>> begin Data extract

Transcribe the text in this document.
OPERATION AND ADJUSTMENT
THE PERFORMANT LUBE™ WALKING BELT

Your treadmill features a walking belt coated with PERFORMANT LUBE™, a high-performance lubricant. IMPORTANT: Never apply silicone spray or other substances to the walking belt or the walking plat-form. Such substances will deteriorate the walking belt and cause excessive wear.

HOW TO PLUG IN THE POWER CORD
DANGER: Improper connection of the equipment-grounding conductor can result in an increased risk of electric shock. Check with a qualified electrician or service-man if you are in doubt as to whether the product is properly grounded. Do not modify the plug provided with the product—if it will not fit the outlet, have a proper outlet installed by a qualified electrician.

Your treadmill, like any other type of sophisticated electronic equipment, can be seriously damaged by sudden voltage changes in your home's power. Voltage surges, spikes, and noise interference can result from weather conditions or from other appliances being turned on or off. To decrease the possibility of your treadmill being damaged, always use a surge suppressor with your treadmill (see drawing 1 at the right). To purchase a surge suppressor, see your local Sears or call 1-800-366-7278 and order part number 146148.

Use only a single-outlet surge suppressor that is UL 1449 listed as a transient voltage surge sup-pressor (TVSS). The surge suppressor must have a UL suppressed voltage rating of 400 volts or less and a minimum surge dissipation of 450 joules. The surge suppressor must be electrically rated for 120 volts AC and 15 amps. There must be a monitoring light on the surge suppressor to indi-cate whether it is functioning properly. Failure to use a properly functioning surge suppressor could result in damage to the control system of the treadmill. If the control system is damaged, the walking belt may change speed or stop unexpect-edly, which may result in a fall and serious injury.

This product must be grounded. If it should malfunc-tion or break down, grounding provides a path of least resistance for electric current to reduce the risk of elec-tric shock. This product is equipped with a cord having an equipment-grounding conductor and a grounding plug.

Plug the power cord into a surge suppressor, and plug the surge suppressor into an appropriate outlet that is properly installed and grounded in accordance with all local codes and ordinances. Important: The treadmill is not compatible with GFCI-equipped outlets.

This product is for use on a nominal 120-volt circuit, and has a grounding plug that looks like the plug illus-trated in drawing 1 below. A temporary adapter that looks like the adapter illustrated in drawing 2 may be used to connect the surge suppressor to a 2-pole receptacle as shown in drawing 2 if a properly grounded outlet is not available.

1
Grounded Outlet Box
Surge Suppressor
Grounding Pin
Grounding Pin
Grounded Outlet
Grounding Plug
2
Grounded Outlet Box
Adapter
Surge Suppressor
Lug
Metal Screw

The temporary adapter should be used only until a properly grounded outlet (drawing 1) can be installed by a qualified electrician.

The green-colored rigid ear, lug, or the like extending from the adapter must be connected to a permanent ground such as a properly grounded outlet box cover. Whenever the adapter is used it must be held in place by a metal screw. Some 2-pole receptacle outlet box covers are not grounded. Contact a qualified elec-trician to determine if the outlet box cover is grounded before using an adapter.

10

>> end Data extract

▸ **Work to be completed**:
Report only the number of lines in the records that include the word "temporary".

▸ **Solution for this problem**:
2